[Short task] Take every line where the string "structured" appears and copy it.

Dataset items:
* * * *

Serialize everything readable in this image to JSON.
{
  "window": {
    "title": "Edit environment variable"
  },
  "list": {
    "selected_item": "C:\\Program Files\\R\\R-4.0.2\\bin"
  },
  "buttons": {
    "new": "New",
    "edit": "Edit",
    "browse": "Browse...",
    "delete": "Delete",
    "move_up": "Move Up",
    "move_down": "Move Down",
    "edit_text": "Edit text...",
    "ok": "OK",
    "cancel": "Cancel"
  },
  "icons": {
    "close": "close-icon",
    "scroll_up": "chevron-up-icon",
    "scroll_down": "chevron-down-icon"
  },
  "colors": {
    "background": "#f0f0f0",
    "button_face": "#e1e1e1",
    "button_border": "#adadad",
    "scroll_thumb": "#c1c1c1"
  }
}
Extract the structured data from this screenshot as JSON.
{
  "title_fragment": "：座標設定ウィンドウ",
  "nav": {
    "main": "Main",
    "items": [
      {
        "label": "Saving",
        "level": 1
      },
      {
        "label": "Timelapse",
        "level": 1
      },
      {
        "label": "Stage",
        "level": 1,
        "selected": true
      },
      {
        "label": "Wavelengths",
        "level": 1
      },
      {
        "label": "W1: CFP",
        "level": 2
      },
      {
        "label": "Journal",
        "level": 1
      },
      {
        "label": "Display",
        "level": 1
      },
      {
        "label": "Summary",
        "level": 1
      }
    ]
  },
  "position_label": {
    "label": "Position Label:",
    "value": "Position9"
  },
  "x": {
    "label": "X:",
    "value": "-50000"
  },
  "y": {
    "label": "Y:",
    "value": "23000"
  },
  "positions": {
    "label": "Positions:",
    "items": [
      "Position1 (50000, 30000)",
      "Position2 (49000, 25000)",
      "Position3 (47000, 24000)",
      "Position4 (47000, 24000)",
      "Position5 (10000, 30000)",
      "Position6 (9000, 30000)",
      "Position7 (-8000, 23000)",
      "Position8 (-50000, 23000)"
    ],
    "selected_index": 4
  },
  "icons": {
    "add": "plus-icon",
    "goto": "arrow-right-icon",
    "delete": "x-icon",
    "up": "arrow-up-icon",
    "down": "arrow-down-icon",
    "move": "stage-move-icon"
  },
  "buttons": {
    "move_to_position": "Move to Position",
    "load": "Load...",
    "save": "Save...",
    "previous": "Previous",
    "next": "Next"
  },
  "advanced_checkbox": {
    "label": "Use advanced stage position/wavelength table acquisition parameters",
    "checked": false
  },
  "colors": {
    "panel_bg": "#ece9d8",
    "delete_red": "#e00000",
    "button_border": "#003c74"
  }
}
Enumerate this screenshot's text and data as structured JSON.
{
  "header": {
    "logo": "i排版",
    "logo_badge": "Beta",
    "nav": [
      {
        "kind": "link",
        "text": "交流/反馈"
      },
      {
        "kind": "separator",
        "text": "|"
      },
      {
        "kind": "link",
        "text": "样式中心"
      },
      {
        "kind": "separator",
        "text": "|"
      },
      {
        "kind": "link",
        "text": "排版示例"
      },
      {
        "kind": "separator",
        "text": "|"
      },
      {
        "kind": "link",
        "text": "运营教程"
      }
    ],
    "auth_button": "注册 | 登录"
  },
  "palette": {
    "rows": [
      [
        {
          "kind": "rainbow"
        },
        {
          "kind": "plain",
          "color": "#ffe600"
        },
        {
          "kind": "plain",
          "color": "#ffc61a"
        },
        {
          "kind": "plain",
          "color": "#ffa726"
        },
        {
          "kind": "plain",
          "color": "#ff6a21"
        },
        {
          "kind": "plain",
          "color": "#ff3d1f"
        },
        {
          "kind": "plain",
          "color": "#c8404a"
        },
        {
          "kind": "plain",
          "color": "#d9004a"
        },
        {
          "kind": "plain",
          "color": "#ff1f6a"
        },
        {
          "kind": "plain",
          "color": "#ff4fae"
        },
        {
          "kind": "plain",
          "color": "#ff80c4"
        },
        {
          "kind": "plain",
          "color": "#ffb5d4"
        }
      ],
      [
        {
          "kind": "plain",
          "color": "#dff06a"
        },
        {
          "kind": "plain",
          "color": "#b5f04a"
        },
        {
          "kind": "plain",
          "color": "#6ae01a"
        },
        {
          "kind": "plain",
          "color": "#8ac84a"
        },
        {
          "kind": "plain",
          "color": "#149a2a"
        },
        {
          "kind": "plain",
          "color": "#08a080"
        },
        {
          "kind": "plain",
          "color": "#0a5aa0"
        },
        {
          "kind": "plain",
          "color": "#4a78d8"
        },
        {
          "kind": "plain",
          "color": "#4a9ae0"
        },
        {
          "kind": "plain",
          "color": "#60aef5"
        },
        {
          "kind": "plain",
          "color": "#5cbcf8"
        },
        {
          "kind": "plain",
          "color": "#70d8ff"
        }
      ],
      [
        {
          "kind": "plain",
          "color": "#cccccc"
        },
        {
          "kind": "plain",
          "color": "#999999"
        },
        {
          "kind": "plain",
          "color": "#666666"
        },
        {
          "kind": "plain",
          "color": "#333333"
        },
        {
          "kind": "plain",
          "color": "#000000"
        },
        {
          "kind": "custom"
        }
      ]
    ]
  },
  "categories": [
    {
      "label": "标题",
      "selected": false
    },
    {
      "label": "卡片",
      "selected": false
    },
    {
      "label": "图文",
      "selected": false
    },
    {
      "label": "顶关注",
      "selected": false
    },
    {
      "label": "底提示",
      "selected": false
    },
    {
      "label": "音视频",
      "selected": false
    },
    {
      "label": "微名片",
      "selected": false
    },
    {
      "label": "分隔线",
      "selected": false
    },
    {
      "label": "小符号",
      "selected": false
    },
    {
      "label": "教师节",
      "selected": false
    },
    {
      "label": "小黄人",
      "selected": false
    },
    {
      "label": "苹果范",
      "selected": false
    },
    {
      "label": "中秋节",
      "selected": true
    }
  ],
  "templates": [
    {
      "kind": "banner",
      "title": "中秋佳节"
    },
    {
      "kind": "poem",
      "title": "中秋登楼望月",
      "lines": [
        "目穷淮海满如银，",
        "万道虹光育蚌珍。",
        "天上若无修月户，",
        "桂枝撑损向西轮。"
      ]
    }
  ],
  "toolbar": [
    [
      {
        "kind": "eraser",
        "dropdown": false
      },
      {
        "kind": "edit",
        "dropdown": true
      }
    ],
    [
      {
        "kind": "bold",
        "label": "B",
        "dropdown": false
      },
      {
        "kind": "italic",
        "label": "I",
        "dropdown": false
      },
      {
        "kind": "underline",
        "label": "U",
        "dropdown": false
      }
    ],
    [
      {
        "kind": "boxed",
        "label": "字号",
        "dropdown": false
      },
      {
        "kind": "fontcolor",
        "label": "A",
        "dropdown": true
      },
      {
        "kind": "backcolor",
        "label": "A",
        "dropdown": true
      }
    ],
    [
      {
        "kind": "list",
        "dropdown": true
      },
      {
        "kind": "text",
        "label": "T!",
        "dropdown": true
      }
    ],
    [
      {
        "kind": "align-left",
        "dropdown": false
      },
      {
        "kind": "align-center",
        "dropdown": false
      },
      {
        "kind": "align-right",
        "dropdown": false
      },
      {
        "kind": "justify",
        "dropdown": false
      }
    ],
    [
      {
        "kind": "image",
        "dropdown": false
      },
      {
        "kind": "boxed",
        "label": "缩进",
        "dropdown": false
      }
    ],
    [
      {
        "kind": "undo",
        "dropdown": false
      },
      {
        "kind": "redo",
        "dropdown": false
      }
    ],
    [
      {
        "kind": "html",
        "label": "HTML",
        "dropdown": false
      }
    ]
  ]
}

* * * *

[Complete output]
Extract the structured data from this screenshot as JSON.
Enumerate this screenshot's text and data as structured JSON.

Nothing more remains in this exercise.